PROBLEM REQUIREMENTS.
Retype exactly the lines that run from the line with "What data populates" to the final line of the entries, keeping both ends and nothing else.

SUPPLIED DATA.
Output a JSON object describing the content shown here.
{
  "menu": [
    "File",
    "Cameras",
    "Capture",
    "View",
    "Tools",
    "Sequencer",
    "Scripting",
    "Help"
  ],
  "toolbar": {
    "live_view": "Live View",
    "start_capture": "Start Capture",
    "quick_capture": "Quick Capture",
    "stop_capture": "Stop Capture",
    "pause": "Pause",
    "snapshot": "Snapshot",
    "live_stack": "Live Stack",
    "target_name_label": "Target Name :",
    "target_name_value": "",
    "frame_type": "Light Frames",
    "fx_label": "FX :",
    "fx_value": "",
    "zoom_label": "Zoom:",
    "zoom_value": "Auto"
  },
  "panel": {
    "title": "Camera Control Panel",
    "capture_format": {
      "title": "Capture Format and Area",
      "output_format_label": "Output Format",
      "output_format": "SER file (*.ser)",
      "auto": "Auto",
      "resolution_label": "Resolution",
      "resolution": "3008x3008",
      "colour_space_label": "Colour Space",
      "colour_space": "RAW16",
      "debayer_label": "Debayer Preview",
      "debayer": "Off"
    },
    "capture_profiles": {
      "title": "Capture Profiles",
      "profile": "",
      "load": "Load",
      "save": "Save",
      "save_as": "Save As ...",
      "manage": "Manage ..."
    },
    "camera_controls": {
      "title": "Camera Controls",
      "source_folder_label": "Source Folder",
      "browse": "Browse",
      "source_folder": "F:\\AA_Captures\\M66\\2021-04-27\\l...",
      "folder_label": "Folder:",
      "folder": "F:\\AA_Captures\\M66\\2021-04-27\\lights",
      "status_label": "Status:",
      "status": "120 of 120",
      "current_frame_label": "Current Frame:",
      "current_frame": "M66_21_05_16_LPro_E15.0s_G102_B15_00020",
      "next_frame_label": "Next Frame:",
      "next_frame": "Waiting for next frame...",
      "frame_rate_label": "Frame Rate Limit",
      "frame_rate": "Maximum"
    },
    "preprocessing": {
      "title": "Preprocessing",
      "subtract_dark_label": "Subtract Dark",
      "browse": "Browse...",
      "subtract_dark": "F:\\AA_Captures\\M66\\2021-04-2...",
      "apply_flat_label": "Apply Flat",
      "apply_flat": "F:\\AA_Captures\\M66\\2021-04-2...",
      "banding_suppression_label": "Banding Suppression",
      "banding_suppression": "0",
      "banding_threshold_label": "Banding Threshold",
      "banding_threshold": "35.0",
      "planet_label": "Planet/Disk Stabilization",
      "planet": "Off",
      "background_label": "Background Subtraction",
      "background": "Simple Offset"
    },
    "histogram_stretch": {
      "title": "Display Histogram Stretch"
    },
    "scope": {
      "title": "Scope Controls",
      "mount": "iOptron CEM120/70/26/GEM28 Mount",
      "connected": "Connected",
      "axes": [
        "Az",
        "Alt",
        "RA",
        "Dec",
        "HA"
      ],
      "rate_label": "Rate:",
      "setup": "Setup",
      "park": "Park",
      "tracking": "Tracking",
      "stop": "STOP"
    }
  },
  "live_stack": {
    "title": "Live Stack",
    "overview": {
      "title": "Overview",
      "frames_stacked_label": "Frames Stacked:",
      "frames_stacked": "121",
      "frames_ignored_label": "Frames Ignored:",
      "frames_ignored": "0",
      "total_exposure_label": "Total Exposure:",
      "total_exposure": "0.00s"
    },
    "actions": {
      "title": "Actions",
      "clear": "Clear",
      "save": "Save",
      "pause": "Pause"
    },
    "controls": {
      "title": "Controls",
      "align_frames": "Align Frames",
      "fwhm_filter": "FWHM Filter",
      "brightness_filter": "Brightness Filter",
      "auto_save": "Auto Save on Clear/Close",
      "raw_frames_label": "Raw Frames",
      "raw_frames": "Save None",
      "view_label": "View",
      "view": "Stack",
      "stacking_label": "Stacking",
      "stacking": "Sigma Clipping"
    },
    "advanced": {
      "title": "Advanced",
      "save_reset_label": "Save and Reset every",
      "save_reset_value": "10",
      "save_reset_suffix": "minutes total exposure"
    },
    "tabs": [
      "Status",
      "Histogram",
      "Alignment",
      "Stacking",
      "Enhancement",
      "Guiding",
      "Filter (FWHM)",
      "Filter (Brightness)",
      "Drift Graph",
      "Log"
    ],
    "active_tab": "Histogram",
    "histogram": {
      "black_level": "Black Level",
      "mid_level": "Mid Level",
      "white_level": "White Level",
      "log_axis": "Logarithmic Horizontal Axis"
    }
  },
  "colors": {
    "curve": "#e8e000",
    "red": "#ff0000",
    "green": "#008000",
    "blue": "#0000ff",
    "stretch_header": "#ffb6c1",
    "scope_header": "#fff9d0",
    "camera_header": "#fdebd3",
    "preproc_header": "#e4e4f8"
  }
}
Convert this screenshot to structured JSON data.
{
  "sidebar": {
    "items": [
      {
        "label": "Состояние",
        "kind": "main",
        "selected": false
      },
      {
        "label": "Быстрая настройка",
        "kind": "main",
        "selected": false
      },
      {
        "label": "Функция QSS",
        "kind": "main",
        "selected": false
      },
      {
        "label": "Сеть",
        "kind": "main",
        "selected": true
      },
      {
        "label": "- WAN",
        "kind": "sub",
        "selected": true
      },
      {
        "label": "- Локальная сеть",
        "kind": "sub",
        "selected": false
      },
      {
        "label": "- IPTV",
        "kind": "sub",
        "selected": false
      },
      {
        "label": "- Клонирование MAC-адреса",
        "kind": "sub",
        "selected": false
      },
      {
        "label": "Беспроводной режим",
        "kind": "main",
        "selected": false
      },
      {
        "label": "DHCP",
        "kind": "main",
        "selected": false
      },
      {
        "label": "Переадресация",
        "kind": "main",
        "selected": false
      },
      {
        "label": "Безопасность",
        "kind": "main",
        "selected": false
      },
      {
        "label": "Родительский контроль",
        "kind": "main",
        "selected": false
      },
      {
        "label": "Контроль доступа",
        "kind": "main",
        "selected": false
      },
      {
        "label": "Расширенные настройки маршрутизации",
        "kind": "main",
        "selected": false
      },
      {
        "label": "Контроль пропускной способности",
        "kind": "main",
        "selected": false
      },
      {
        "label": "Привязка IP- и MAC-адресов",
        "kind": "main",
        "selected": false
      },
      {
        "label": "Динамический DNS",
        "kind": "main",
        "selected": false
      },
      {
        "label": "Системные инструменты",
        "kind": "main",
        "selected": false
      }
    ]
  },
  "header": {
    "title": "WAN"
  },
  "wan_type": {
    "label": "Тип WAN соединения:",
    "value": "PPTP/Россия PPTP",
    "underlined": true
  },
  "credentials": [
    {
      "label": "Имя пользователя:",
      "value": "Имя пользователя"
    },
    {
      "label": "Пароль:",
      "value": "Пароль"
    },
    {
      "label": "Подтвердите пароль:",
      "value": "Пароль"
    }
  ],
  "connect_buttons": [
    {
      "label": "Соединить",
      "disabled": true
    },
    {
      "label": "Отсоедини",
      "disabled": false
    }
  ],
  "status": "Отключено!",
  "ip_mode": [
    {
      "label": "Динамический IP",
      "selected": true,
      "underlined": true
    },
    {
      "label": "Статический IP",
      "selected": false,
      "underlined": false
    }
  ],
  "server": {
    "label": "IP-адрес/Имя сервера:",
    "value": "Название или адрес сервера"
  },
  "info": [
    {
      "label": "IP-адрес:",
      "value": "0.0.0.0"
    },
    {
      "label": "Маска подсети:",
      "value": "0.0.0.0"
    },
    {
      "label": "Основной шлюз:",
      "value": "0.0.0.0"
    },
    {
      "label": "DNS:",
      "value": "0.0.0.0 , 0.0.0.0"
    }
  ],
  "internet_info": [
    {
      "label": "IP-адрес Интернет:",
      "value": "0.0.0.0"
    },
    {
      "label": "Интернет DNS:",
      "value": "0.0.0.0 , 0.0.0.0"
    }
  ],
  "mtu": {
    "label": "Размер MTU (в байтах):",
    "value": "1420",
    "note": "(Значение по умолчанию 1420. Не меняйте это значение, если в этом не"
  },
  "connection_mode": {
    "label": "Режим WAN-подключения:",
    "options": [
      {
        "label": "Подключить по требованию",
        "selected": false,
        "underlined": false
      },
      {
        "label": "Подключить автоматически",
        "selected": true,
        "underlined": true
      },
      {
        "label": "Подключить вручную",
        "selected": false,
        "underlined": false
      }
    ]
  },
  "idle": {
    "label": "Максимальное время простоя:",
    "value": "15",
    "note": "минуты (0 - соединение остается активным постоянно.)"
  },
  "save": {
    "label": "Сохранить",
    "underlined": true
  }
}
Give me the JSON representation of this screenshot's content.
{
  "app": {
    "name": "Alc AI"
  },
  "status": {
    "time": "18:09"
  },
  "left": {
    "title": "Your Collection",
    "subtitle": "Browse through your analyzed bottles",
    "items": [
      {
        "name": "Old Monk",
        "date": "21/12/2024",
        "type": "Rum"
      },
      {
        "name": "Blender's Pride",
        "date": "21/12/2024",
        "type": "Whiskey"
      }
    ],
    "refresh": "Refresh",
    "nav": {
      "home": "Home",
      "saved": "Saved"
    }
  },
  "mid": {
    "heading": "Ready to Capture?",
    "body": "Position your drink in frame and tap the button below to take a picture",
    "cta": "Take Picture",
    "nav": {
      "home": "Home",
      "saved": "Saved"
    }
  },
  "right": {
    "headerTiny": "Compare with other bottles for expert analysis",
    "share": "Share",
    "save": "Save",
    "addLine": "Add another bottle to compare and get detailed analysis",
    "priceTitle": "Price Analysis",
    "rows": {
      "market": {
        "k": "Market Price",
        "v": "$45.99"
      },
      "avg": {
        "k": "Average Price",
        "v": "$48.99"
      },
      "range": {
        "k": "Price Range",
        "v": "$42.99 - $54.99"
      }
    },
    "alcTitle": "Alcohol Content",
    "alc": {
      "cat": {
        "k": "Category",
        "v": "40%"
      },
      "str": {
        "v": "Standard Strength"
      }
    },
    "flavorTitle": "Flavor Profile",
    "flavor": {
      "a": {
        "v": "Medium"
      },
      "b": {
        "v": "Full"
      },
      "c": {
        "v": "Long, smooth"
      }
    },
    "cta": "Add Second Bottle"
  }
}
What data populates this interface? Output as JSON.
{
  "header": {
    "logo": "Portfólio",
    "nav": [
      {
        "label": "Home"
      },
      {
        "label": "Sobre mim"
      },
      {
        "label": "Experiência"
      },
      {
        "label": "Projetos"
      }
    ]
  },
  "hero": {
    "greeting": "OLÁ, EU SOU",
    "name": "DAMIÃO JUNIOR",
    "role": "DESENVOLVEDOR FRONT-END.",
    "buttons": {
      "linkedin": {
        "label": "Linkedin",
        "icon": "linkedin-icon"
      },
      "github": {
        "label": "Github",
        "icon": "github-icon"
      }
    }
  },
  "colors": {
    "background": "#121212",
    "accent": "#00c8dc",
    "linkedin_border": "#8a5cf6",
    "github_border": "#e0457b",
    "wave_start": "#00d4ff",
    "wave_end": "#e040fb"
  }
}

TASK SOLUTION.
What data populates this interface? Output as JSON.
{
  "header": {
    "logo": "Portfólio",
    "nav": [
      {
        "label": "Home"
      },
      {
        "label": "Sobre mim"
      },
      {
        "label": "Experiência"
      },
      {
        "label": "Projetos"
      }
    ]
  },
  "hero": {
    "greeting": "OLÁ, EU SOU",
    "name": "DAMIÃO JUNIOR",
    "role": "DESENVOLVEDOR FRONT-END.",
    "buttons": {
      "linkedin": {
        "label": "Linkedin",
        "icon": "linkedin-icon"
      },
      "github": {
        "label": "Github",
        "icon": "github-icon"
      }
    }
  },
  "colors": {
    "background": "#121212",
    "accent": "#00c8dc",
    "linkedin_border": "#8a5cf6",
    "github_border": "#e0457b",
    "wave_start": "#00d4ff",
    "wave_end": "#e040fb"
  }
}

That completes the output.